#### DESCRIPTION OF THE TASK:
Copy every line of the following data that includes the string "content".

#### SUPPLIED INFORMATION:
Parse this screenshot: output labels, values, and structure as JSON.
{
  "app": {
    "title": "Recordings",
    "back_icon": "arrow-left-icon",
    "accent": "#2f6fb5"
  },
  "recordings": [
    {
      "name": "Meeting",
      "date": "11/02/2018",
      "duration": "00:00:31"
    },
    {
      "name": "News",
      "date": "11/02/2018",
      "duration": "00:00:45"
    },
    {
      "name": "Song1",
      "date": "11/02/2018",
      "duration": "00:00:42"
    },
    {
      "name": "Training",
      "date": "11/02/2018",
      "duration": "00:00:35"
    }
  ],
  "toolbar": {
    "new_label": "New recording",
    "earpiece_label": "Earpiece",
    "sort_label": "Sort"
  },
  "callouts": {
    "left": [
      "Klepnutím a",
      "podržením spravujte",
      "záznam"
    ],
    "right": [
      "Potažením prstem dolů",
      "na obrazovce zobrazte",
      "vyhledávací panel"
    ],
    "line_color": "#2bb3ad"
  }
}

--

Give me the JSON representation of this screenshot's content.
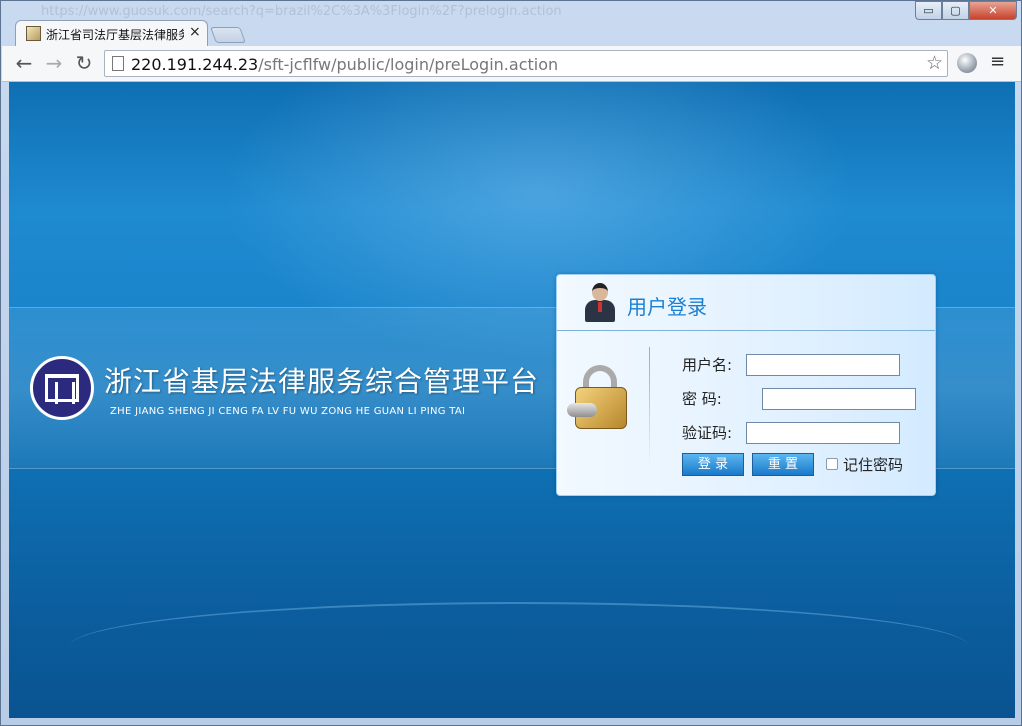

==

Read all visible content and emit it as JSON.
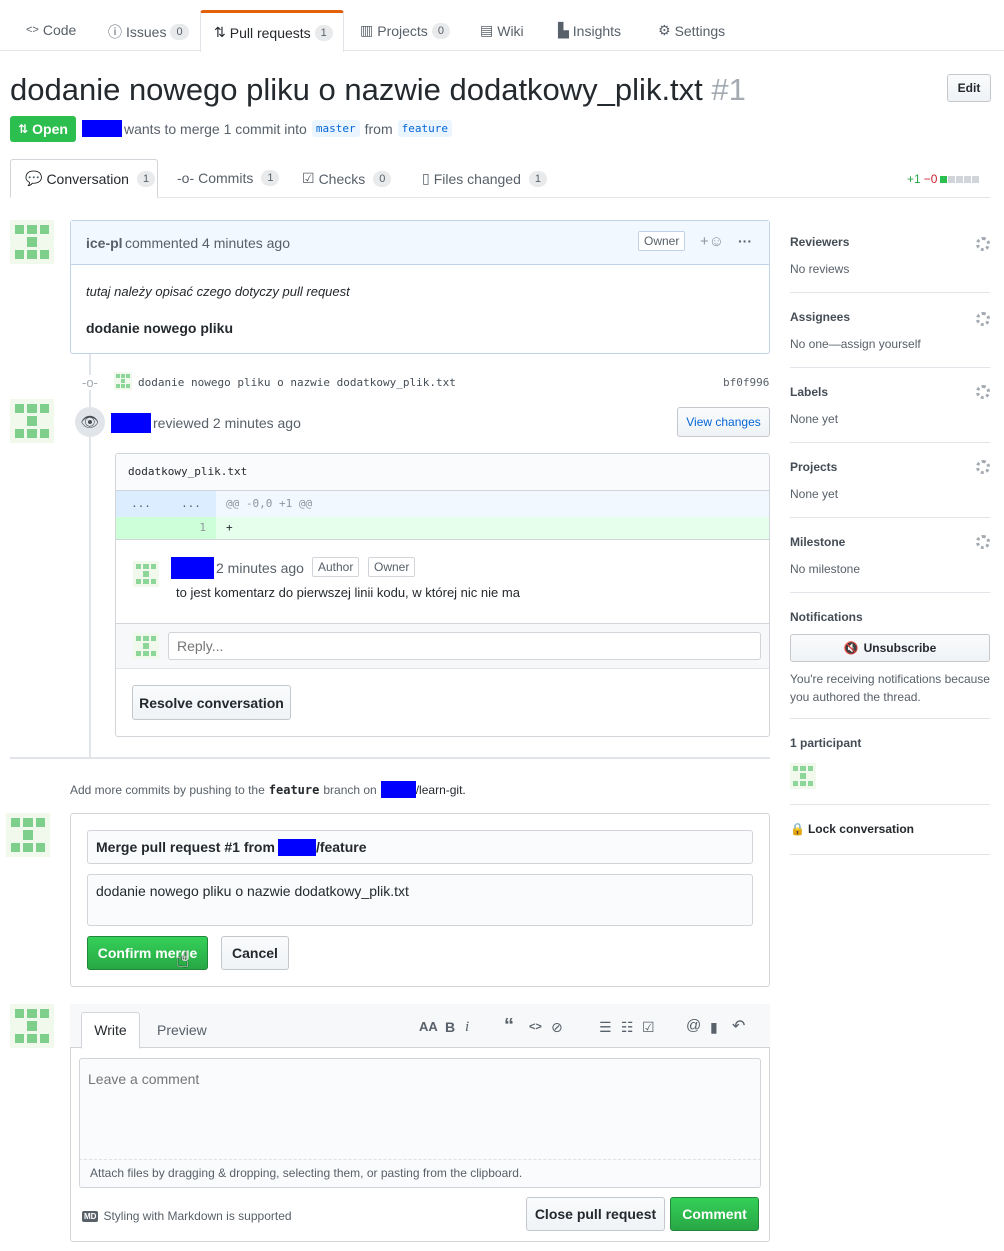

#### WORKED SOLUTION:
Give me the JSON representation of this screenshot's content.
Read all visible content and emit it as JSON.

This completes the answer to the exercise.